▸ **What to do**:
From the entries below, extract every line that includes the word "Γιώργου".

# Records provided start

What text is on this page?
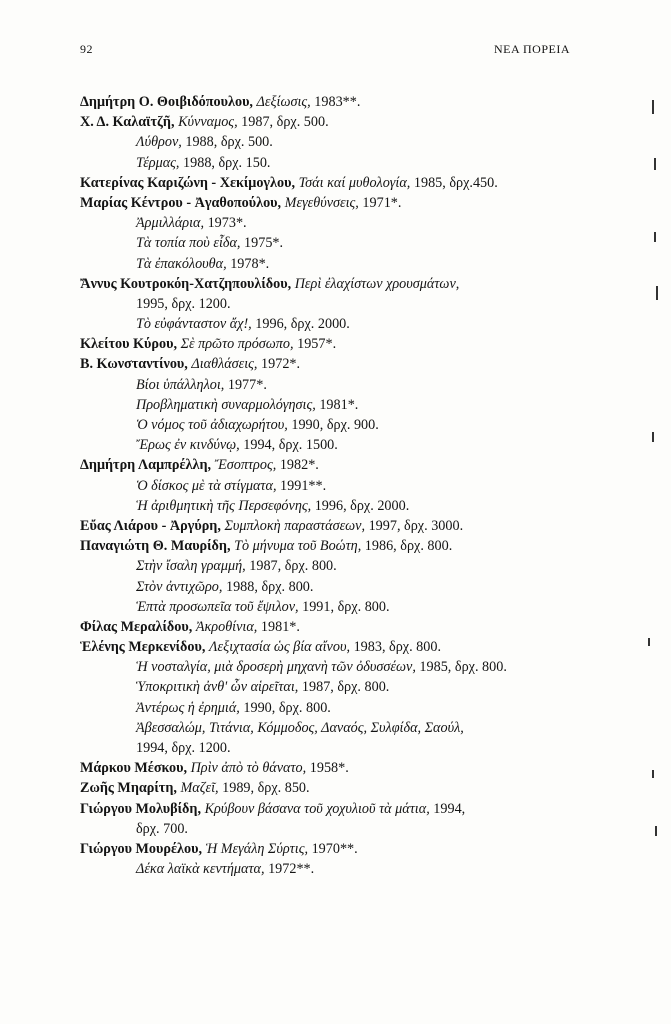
92	ΝΕΑ ΠΟΡΕΙΑ
Δημήτρη Ο. Θοιβιδόπουλου, Δεξίωσις, 1983**.
Χ. Δ. Καλαϊτζῆ, Κύνναμος, 1987, δρχ. 500.
Λύθρον, 1988, δρχ. 500.
Τέρμας, 1988, δρχ. 150.
Κατερίνας Καριζώνη - Χεκίμογλου, Τσάι καί μυθολογία, 1985, δρχ.450.
Μαρίας Κέντρου - Ἀγαθοπούλου, Μεγεθύνσεις, 1971*.
Ἀρμιλλάρια, 1973*.
Τὰ τοπία ποὺ εἶδα, 1975*.
Τὰ ἐπακόλουθα, 1978*.
Ἄννυς Κουτροκόη-Χατζηπουλίδου, Περὶ ἐλαχίστων χρουσμάτων,
1995, δρχ. 1200.
Τὸ εὐφάνταστον ἄχ!, 1996, δρχ. 2000.
Κλείτου Κύρου, Σὲ πρῶτο πρόσωπο, 1957*.
Β. Κωνσταντίνου, Διαθλάσεις, 1972*.
Βίοι ὑπάλληλοι, 1977*.
Προβληματικὴ συναρμολόγησις, 1981*.
Ὁ νόμος τοῦ ἀδιαχωρήτου, 1990, δρχ. 900.
Ἔρως ἐν κινδύνῳ, 1994, δρχ. 1500.
Δημήτρη Λαμπρέλλη, Ἔσοπτρος, 1982*.
Ὁ δίσκος μὲ τὰ στίγματα, 1991**.
Ἡ ἀριθμητικὴ τῆς Περσεφόνης, 1996, δρχ. 2000.
Εὔας Λιάρου - Ἀργύρη, Συμπλοκὴ παραστάσεων, 1997, δρχ. 3000.
Παναγιώτη Θ. Μαυρίδη, Τὸ μήνυμα τοῦ Βοώτη, 1986, δρχ. 800.
Στὴν ἴσαλη γραμμή, 1987, δρχ. 800.
Στὸν ἀντιχῶρο, 1988, δρχ. 800.
Ἑπτὰ προσωπεῖα τοῦ ἔψιλον, 1991, δρχ. 800.
Φίλας Μεραλίδου, Ἀκροθίνια, 1981*.
Ἑλένης Μερκενίδου, Λεξιχτασία ὡς βία αἴνου, 1983, δρχ. 800.
Ἡ νοσταλγία, μιὰ δροσερὴ μηχανὴ τῶν ὀδυσσέων, 1985, δρχ. 800.
Ὑποκριτικὴ ἀνθ' ὧν αἱρεῖται, 1987, δρχ. 800.
Ἀντέρως ἡ ἐρημιά, 1990, δρχ. 800.
Ἀβεσσαλώμ, Τιτάνια, Κόμμοδος, Δαναός, Συλφίδα, Σαούλ,
1994, δρχ. 1200.
Μάρκου Μέσκου, Πρὶν ἀπὸ τὸ θάνατο, 1958*.
Ζωῆς Μηαρίτη, Μαζεῖ, 1989, δρχ. 850.
Γιώργου Μολυβίδη, Κρύβουν βάσανα τοῦ χοχυλιοῦ τὰ μάτια, 1994,
δρχ. 700.
Γιώργου Μουρέλου, Ἡ Μεγάλη Σύρτις, 1970**.
Δέκα λαϊκὰ κεντήματα, 1972**.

# Records provided end

▸ **Completed exercise**:
Γιώργου Μολυβίδη, Κρύβουν βάσανα τοῦ χοχυλιοῦ τὰ μάτια, 1994,
Γιώργου Μουρέλου, Ἡ Μεγάλη Σύρτις, 1970**.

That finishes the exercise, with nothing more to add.